# DIRECTIONS:
Extract all of the entries and set them down verbatim.

# Collected data entries:
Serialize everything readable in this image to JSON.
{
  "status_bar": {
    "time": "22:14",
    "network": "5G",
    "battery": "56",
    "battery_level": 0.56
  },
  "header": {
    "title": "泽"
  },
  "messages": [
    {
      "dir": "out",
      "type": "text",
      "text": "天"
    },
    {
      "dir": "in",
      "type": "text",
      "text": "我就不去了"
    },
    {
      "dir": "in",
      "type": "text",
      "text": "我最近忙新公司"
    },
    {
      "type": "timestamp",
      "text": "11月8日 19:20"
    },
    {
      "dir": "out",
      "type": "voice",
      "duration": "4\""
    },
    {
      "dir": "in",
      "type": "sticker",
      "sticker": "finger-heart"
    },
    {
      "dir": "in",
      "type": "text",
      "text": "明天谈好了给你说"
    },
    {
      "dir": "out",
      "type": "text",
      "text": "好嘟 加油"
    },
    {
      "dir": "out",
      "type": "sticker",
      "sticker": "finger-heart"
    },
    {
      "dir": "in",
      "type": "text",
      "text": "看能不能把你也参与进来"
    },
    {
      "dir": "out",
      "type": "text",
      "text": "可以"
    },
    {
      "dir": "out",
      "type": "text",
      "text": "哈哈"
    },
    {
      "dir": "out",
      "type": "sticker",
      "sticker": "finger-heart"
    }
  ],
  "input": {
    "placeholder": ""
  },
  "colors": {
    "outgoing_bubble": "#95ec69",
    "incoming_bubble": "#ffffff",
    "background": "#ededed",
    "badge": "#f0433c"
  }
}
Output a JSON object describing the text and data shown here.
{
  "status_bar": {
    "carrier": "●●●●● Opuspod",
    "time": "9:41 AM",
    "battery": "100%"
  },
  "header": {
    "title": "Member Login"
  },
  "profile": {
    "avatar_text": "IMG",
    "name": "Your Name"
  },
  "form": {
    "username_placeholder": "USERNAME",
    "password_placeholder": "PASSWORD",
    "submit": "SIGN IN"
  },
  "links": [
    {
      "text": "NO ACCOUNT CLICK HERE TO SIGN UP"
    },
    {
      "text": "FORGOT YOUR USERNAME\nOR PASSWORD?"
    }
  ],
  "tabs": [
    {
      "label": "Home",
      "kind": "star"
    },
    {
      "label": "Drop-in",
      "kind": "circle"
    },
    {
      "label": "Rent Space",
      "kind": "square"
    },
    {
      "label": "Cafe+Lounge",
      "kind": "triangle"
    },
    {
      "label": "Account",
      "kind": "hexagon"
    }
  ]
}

# RESULT FOR THIS TASK:
Serialize everything readable in this image to JSON.
{
  "status_bar": {
    "time": "22:14",
    "network": "5G",
    "battery": "56",
    "battery_level": 0.56
  },
  "header": {
    "title": "泽"
  },
  "messages": [
    {
      "dir": "out",
      "type": "text",
      "text": "天"
    },
    {
      "dir": "in",
      "type": "text",
      "text": "我就不去了"
    },
    {
      "dir": "in",
      "type": "text",
      "text": "我最近忙新公司"
    },
    {
      "type": "timestamp",
      "text": "11月8日 19:20"
    },
    {
      "dir": "out",
      "type": "voice",
      "duration": "4\""
    },
    {
      "dir": "in",
      "type": "sticker",
      "sticker": "finger-heart"
    },
    {
      "dir": "in",
      "type": "text",
      "text": "明天谈好了给你说"
    },
    {
      "dir": "out",
      "type": "text",
      "text": "好嘟 加油"
    },
    {
      "dir": "out",
      "type": "sticker",
      "sticker": "finger-heart"
    },
    {
      "dir": "in",
      "type": "text",
      "text": "看能不能把你也参与进来"
    },
    {
      "dir": "out",
      "type": "text",
      "text": "可以"
    },
    {
      "dir": "out",
      "type": "text",
      "text": "哈哈"
    },
    {
      "dir": "out",
      "type": "sticker",
      "sticker": "finger-heart"
    }
  ],
  "input": {
    "placeholder": ""
  },
  "colors": {
    "outgoing_bubble": "#95ec69",
    "incoming_bubble": "#ffffff",
    "background": "#ededed",
    "badge": "#f0433c"
  }
}
Output a JSON object describing the text and data shown here.
{
  "status_bar": {
    "carrier": "●●●●● Opuspod",
    "time": "9:41 AM",
    "battery": "100%"
  },
  "header": {
    "title": "Member Login"
  },
  "profile": {
    "avatar_text": "IMG",
    "name": "Your Name"
  },
  "form": {
    "username_placeholder": "USERNAME",
    "password_placeholder": "PASSWORD",
    "submit": "SIGN IN"
  },
  "links": [
    {
      "text": "NO ACCOUNT CLICK HERE TO SIGN UP"
    },
    {
      "text": "FORGOT YOUR USERNAME\nOR PASSWORD?"
    }
  ],
  "tabs": [
    {
      "label": "Home",
      "kind": "star"
    },
    {
      "label": "Drop-in",
      "kind": "circle"
    },
    {
      "label": "Rent Space",
      "kind": "square"
    },
    {
      "label": "Cafe+Lounge",
      "kind": "triangle"
    },
    {
      "label": "Account",
      "kind": "hexagon"
    }
  ]
}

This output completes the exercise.